## Exercise description:
Render the material again word for word, skipping the pictures in it.

Stored entries

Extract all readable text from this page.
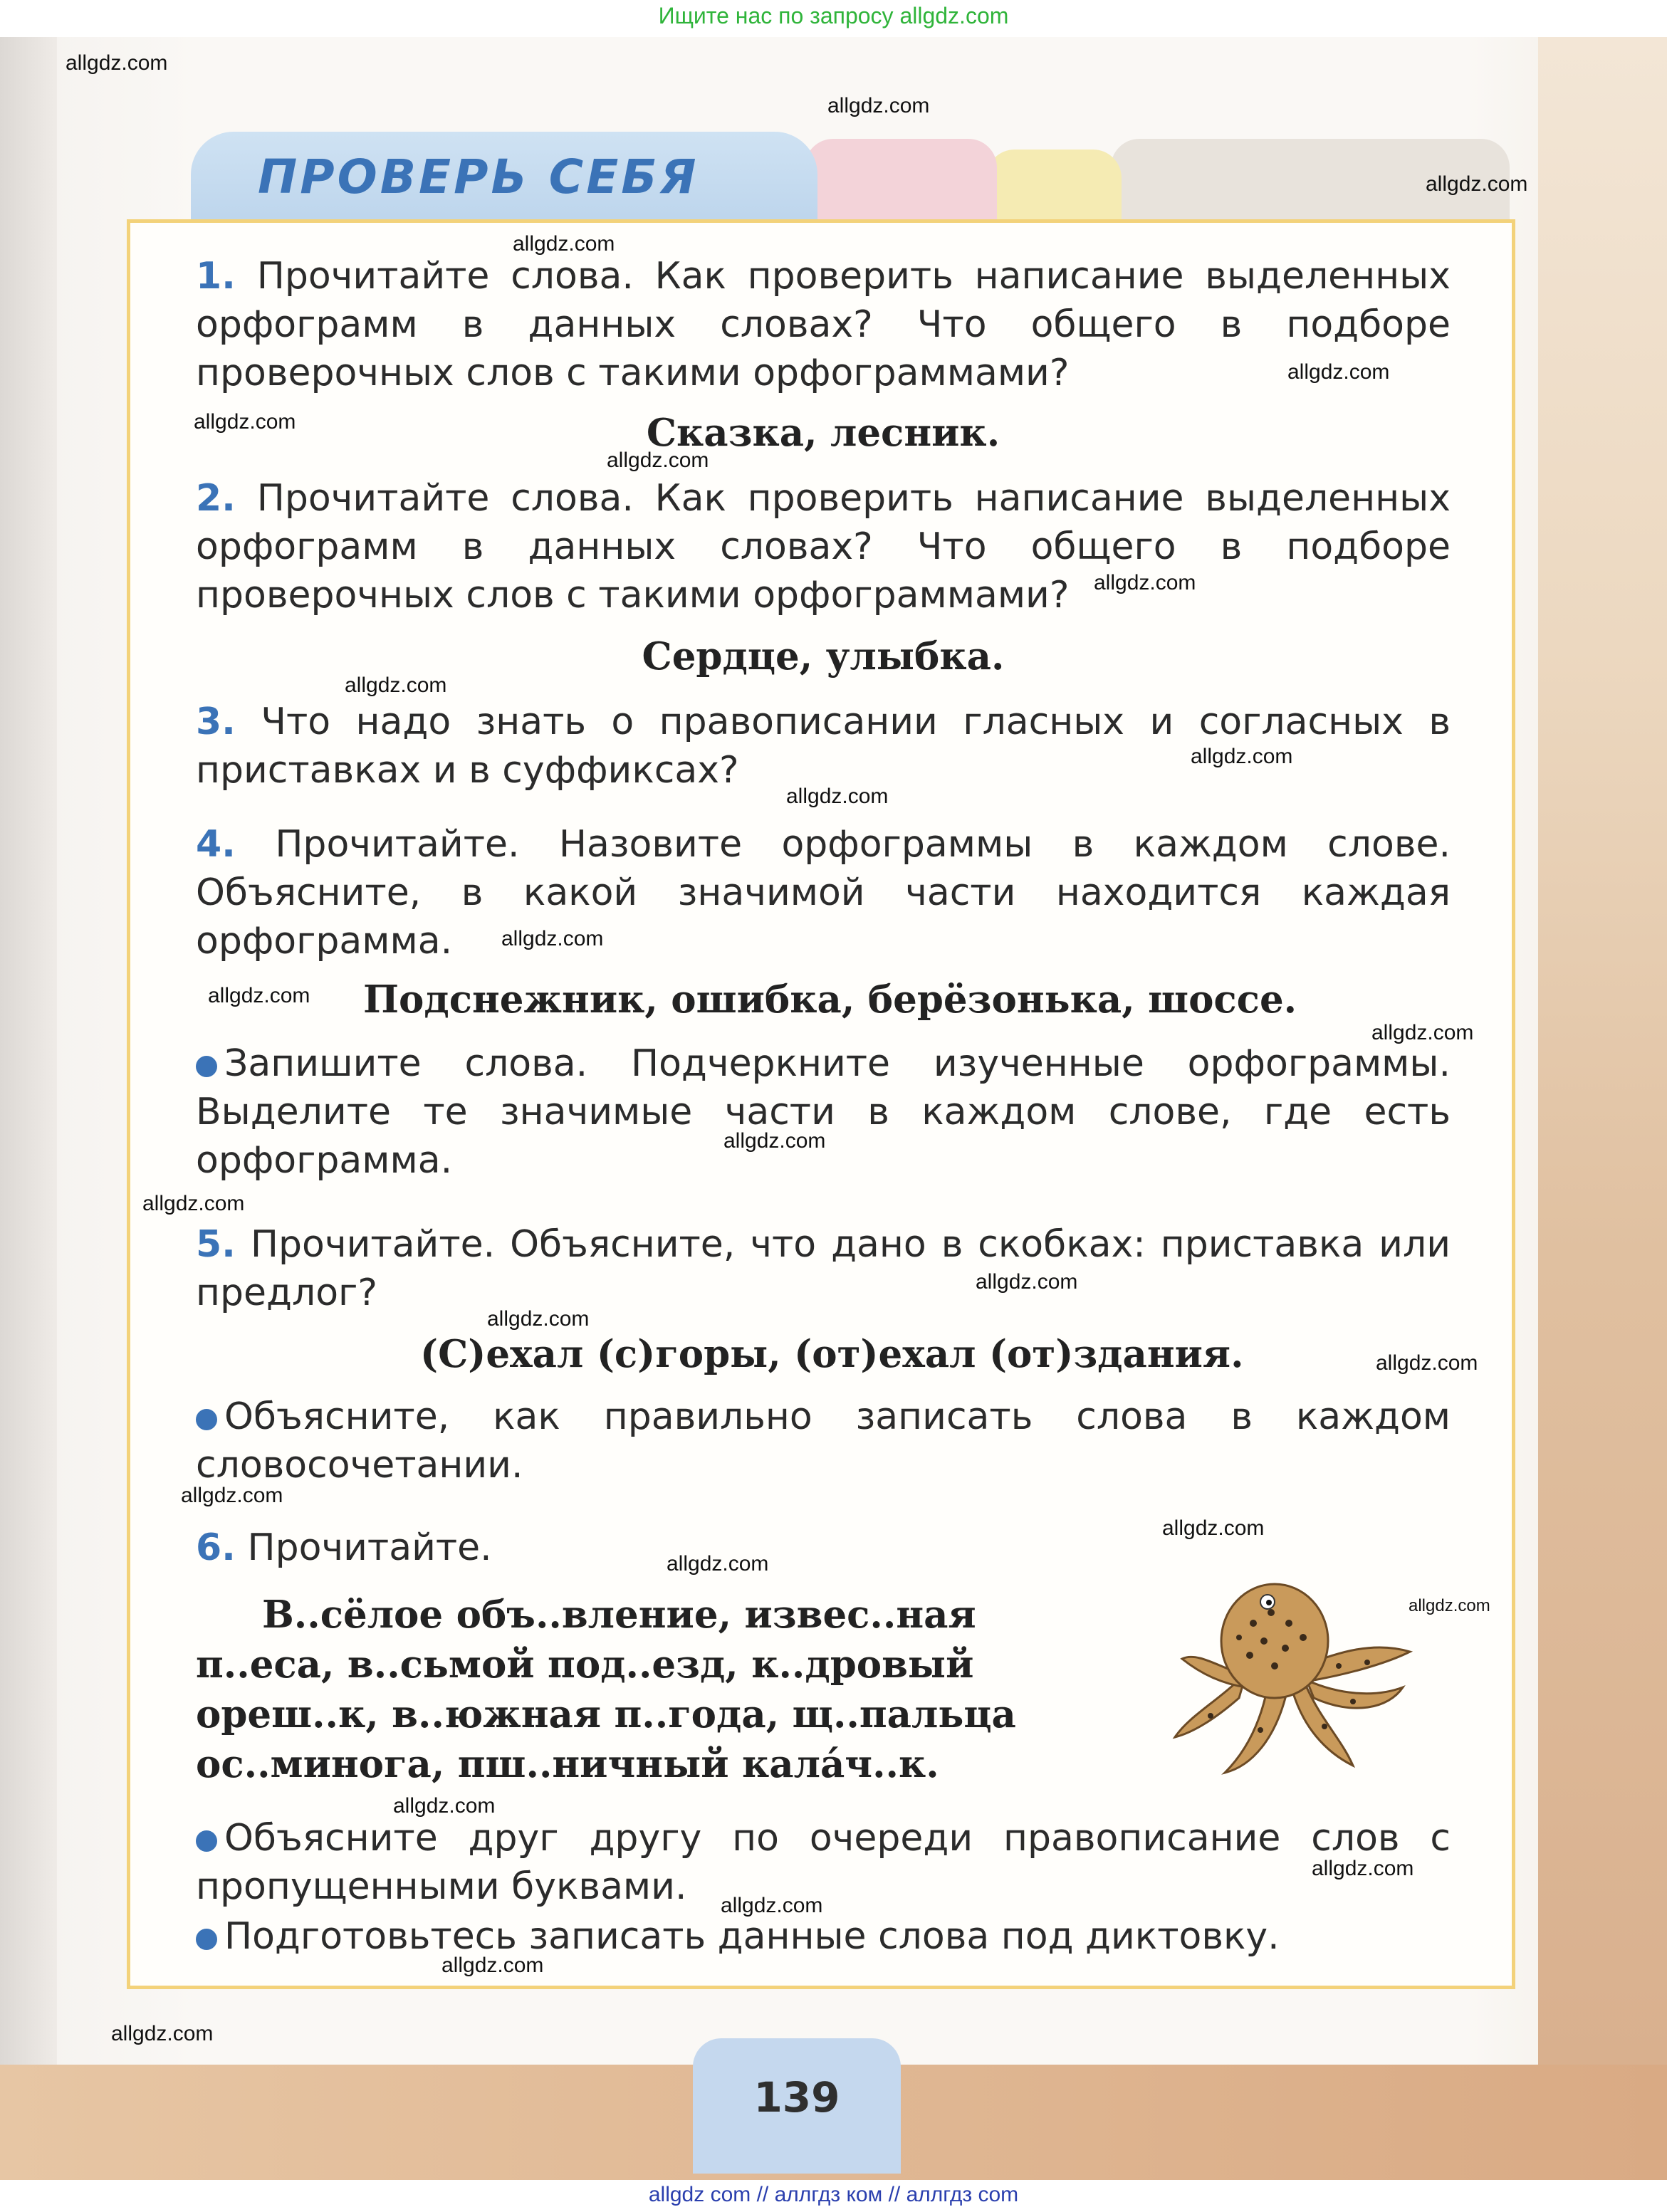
Ищите нас по запросу allgdz.com

ПРОВЕРЬ СЕБЯ

1. Прочитайте слова. Как проверить написание выделенных орфограмм в данных словах? Что общего в подборе проверочных слов с такими орфограммами?

Сказка, лесник.

2. Прочитайте слова. Как проверить написание выделенных орфограмм в данных словах? Что общего в подборе проверочных слов с такими орфограммами?

Сердце, улыбка.

3. Что надо знать о правописании гласных и согласных в приставках и в суффиксах?

4. Прочитайте. Назовите орфограммы в каждом слове. Объясните, в какой значимой части находится каждая орфограмма.

Подснежник, ошибка, берёзонька, шоссе.

Запишите слова. Подчеркните изученные орфограммы. Выделите те значимые части в каждом слове, где есть орфограмма.

5. Прочитайте. Объясните, что дано в скобках: приставка или предлог?

(С)ехал (с)горы, (от)ехал (от)здания.

Объясните, как правильно записать слова в каждом словосочетании.

6. Прочитайте.

В..сёлое объ..вление, извес..ная

п..еса, в..сьмой под..езд, к..дровый

ореш..к, в..южная п..года, щ..пальца

ос..минога, пш..ничный кала́ч..к.

Объясните друг другу по очереди правописание слов с пропущенными буквами.

Подготовьтесь записать данные слова под диктовку.

139

allgdz.com

allgdz.com

allgdz.com

allgdz.com

allgdz.com

allgdz.com

allgdz.com

allgdz.com

allgdz.com

allgdz.com

allgdz.com

allgdz.com

allgdz.com

allgdz.com

allgdz.com

allgdz.com

allgdz.com

allgdz.com

allgdz.com

allgdz.com

allgdz.com

allgdz.com

allgdz.com

allgdz.com

allgdz.com

allgdz.com

allgdz.com

allgdz.com

allgdz com // аллгдз ком // аллгдз com
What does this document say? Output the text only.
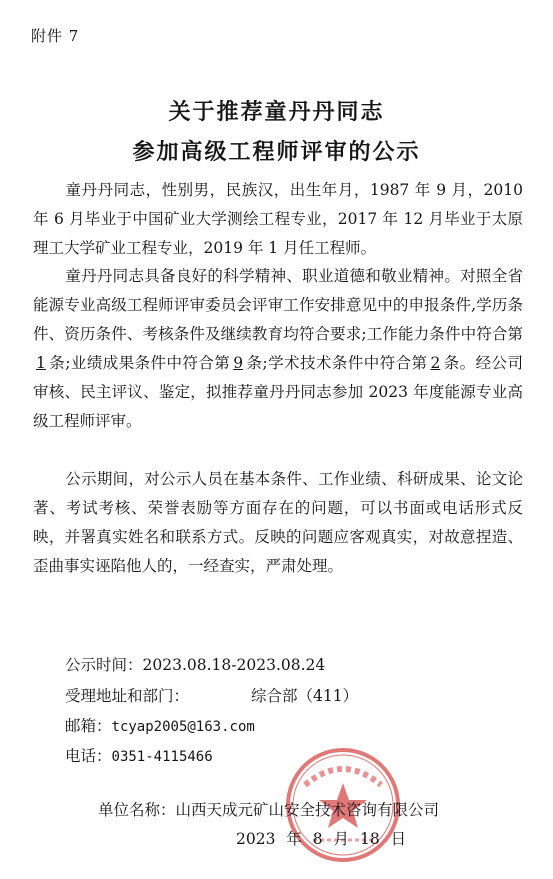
附件 7
关于推荐童丹丹同志
参加高级工程师评审的公示
童丹丹同志，性别男，民族汉，出生年月，1987 年 9 月，2010 年 6 月毕业于中国矿业大学测绘工程专业，2017 年 12 月毕业于太原理工大学矿业工程专业，2019 年 1 月任工程师。
童丹丹同志具备良好的科学精神、职业道德和敬业精神。对照全省能源专业高级工程师评审委员会评审工作安排意见中的申报条件,学历条件、资历条件、考核条件及继续教育均符合要求;工作能力条件中符合第1 条;业绩成果条件中符合第 9 条;学术技术条件中符合第 2 条。经公司审核、民主评议、鉴定，拟推荐童丹丹同志参加 2023 年度能源专业高级工程师评审。
公示期间，对公示人员在基本条件、工作业绩、科研成果、论文论著、考试考核、荣誉表励等方面存在的问题，可以书面或电话形式反映，并署真实姓名和联系方式。反映的问题应客观真实，对故意捏造、歪曲事实诬陷他人的，一经查实，严肃处理。
公示时间：2023.08.18-2023.08.24
受理地址和部门：	综合部（411）
邮箱：tcyap2005@163.com
电话：0351-4115466
单位名称：山西天成元矿山安全技术咨询有限公司
2023 年 8 月 18 日
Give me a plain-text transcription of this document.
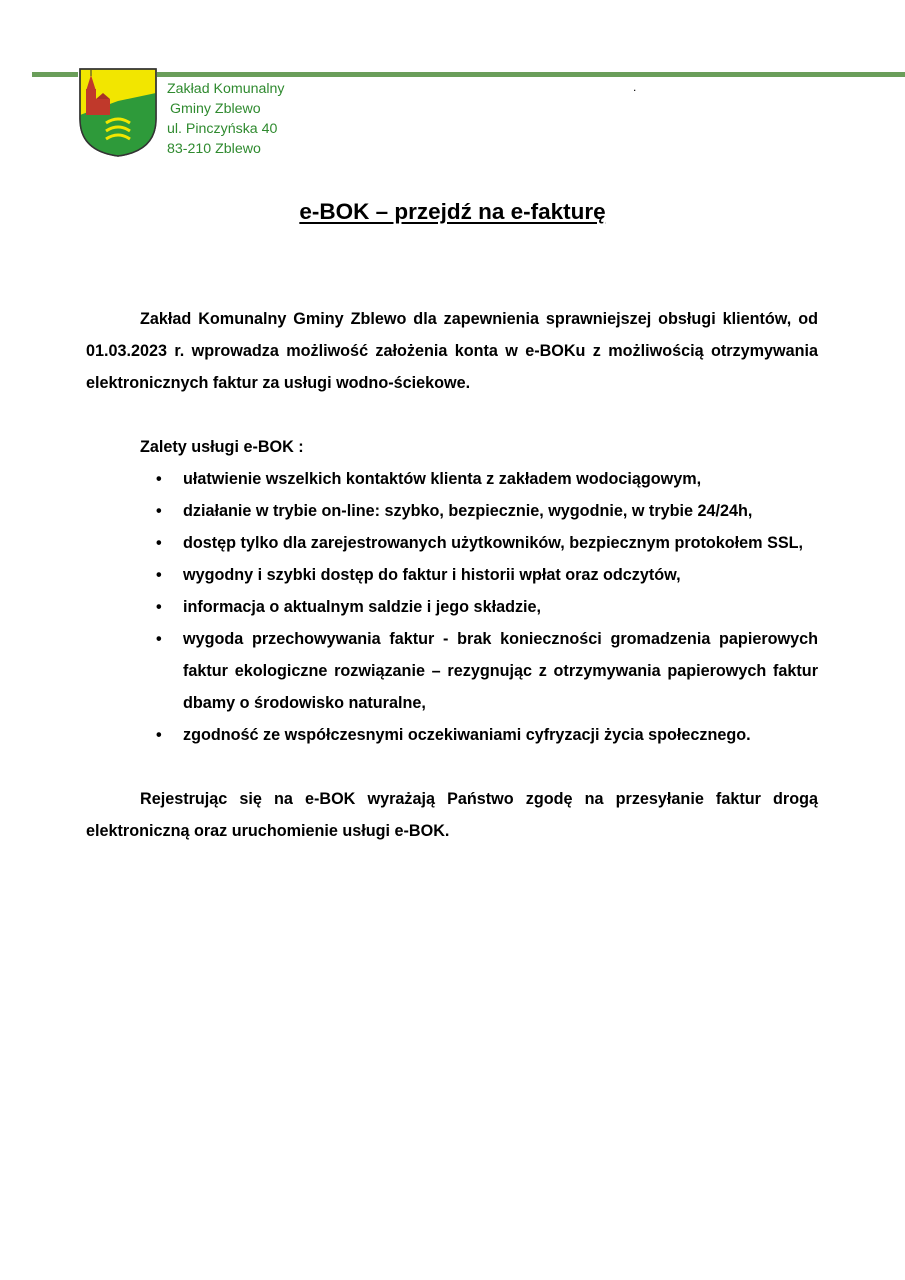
Zakład Komunalny
Gminy Zblewo
ul. Pinczyńska 40
83-210 Zblewo
.
e-BOK – przejdź na e-fakturę

Zakład Komunalny Gminy Zblewo dla zapewnienia sprawniejszej obsługi klientów, od 01.03.2023 r. wprowadza możliwość założenia konta w e-BOKu z możliwością otrzymywania elektronicznych faktur za usługi wodno-ściekowe.

Zalety usługi e-BOK :

• ułatwienie wszelkich kontaktów klienta z zakładem wodociągowym,
• działanie w trybie on-line: szybko, bezpiecznie, wygodnie, w trybie 24/24h,
• dostęp tylko dla zarejestrowanych użytkowników, bezpiecznym protokołem SSL,
• wygodny i szybki dostęp do faktur i historii wpłat oraz odczytów,
• informacja o aktualnym saldzie i jego składzie,
• wygoda przechowywania faktur - brak konieczności gromadzenia papierowych faktur ekologiczne rozwiązanie – rezygnując z otrzymywania papierowych faktur dbamy o środowisko naturalne,
• zgodność ze współczesnymi oczekiwaniami cyfryzacji życia społecznego.

Rejestrując się na e-BOK wyrażają Państwo zgodę na przesyłanie faktur drogą elektroniczną oraz uruchomienie usługi e-BOK.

## Solution to this exercise:
Extract all readable text from this page.
Ищите нас по запросу allgdz.com

ПРОВЕРЬ СЕБЯ

1. Прочитайте слова. Как проверить написание выделенных орфограмм в данных словах? Что общего в подборе проверочных слов с такими орфограммами?

Сказка, лесник.

2. Прочитайте слова. Как проверить написание выделенных орфограмм в данных словах? Что общего в подборе проверочных слов с такими орфограммами?

Сердце, улыбка.

3. Что надо знать о правописании гласных и согласных в приставках и в суффиксах?

4. Прочитайте. Назовите орфограммы в каждом слове. Объясните, в какой значимой части находится каждая орфограмма.

Подснежник, ошибка, берёзонька, шоссе.

Запишите слова. Подчеркните изученные орфограммы. Выделите те значимые части в каждом слове, где есть орфограмма.

5. Прочитайте. Объясните, что дано в скобках: приставка или предлог?

(С)ехал (с)горы, (от)ехал (от)здания.

Объясните, как правильно записать слова в каждом словосочетании.

6. Прочитайте.

В..сёлое объ..вление, извес..ная

п..еса, в..сьмой под..езд, к..дровый

ореш..к, в..южная п..года, щ..пальца

ос..минога, пш..ничный кала́ч..к.

Объясните друг другу по очереди правописание слов с пропущенными буквами.

Подготовьтесь записать данные слова под диктовку.

139

allgdz.com

allgdz.com

allgdz.com

allgdz.com

allgdz.com

allgdz.com

allgdz.com

allgdz.com

allgdz.com

allgdz.com

allgdz.com

allgdz.com

allgdz.com

allgdz.com

allgdz.com

allgdz.com

allgdz.com

allgdz.com

allgdz.com

allgdz.com

allgdz.com

allgdz.com

allgdz.com

allgdz.com

allgdz.com

allgdz.com

allgdz.com

allgdz.com

allgdz com // аллгдз ком // аллгдз com
What does this document say? Output the text only.
附件 7
关于推荐童丹丹同志
参加高级工程师评审的公示
童丹丹同志，性别男，民族汉，出生年月，1987 年 9 月，2010 年 6 月毕业于中国矿业大学测绘工程专业，2017 年 12 月毕业于太原理工大学矿业工程专业，2019 年 1 月任工程师。
童丹丹同志具备良好的科学精神、职业道德和敬业精神。对照全省能源专业高级工程师评审委员会评审工作安排意见中的申报条件,学历条件、资历条件、考核条件及继续教育均符合要求;工作能力条件中符合第1 条;业绩成果条件中符合第 9 条;学术技术条件中符合第 2 条。经公司审核、民主评议、鉴定，拟推荐童丹丹同志参加 2023 年度能源专业高级工程师评审。
公示期间，对公示人员在基本条件、工作业绩、科研成果、论文论著、考试考核、荣誉表励等方面存在的问题，可以书面或电话形式反映，并署真实姓名和联系方式。反映的问题应客观真实，对故意捏造、歪曲事实诬陷他人的，一经查实，严肃处理。
公示时间：2023.08.18-2023.08.24
受理地址和部门：	综合部（411）
邮箱：tcyap2005@163.com
电话：0351-4115466
单位名称：山西天成元矿山安全技术咨询有限公司
2023 年 8 月 18 日
Give me a plain-text transcription of this document.
Zakład Komunalny
Gminy Zblewo
ul. Pinczyńska 40
83-210 Zblewo
.
e-BOK – przejdź na e-fakturę

Zakład Komunalny Gminy Zblewo dla zapewnienia sprawniejszej obsługi klientów, od 01.03.2023 r. wprowadza możliwość założenia konta w e-BOKu z możliwością otrzymywania elektronicznych faktur za usługi wodno-ściekowe.

Zalety usługi e-BOK :

• ułatwienie wszelkich kontaktów klienta z zakładem wodociągowym,
• działanie w trybie on-line: szybko, bezpiecznie, wygodnie, w trybie 24/24h,
• dostęp tylko dla zarejestrowanych użytkowników, bezpiecznym protokołem SSL,
• wygodny i szybki dostęp do faktur i historii wpłat oraz odczytów,
• informacja o aktualnym saldzie i jego składzie,
• wygoda przechowywania faktur - brak konieczności gromadzenia papierowych faktur ekologiczne rozwiązanie – rezygnując z otrzymywania papierowych faktur dbamy o środowisko naturalne,
• zgodność ze współczesnymi oczekiwaniami cyfryzacji życia społecznego.

Rejestrując się na e-BOK wyrażają Państwo zgodę na przesyłanie faktur drogą elektroniczną oraz uruchomienie usługi e-BOK.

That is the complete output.